#### Task prompt:
Quote the entries below word for word, from the first line down through the line that contains "height label: 20inch xyxy=(546,447,580,541)".

# # # #

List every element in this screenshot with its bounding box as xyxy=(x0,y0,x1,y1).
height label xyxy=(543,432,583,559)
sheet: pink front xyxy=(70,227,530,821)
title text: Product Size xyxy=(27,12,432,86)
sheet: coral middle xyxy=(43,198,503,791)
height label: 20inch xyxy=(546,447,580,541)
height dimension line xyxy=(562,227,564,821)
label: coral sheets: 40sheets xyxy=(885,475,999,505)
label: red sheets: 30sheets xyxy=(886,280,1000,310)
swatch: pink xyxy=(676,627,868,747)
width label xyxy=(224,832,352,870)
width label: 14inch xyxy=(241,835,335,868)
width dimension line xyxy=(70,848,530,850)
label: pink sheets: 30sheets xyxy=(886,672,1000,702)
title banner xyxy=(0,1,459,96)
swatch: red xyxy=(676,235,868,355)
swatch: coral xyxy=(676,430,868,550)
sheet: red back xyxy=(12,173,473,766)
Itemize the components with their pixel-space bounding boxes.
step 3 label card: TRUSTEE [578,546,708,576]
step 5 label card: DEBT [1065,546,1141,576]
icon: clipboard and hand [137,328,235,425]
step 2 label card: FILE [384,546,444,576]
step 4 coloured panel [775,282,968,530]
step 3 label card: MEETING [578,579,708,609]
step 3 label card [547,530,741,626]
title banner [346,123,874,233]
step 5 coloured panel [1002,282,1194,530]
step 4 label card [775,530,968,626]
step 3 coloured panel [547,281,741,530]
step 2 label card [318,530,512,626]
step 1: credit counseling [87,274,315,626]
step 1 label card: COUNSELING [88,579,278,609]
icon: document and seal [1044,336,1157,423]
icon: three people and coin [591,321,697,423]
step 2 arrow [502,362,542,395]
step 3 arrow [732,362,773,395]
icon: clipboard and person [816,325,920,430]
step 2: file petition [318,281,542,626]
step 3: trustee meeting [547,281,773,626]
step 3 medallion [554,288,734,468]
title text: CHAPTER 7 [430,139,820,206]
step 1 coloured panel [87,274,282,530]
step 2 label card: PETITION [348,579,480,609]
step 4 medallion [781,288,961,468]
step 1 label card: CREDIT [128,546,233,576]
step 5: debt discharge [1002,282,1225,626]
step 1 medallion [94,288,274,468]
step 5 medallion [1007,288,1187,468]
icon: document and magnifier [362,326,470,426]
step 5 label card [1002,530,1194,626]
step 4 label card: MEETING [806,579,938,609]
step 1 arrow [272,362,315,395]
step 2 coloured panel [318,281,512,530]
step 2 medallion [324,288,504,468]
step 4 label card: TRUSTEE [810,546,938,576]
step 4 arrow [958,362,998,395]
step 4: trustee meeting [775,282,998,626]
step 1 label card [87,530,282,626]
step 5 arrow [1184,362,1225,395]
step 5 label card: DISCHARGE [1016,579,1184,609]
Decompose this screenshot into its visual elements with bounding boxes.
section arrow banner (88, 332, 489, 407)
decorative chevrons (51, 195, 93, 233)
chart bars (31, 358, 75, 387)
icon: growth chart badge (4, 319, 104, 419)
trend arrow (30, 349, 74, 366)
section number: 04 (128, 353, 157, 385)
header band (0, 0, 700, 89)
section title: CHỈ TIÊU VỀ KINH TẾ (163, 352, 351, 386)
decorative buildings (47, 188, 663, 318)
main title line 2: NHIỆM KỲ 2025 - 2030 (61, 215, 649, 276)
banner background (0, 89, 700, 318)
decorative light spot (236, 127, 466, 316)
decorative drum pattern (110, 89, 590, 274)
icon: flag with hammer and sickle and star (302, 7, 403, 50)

# # # #

#### Answer for the task:
List every element in this screenshot with its bounding box as xyxy=(x0,y0,x1,y1).
height label xyxy=(543,432,583,559)
sheet: pink front xyxy=(70,227,530,821)
title text: Product Size xyxy=(27,12,432,86)
sheet: coral middle xyxy=(43,198,503,791)
height label: 20inch xyxy=(546,447,580,541)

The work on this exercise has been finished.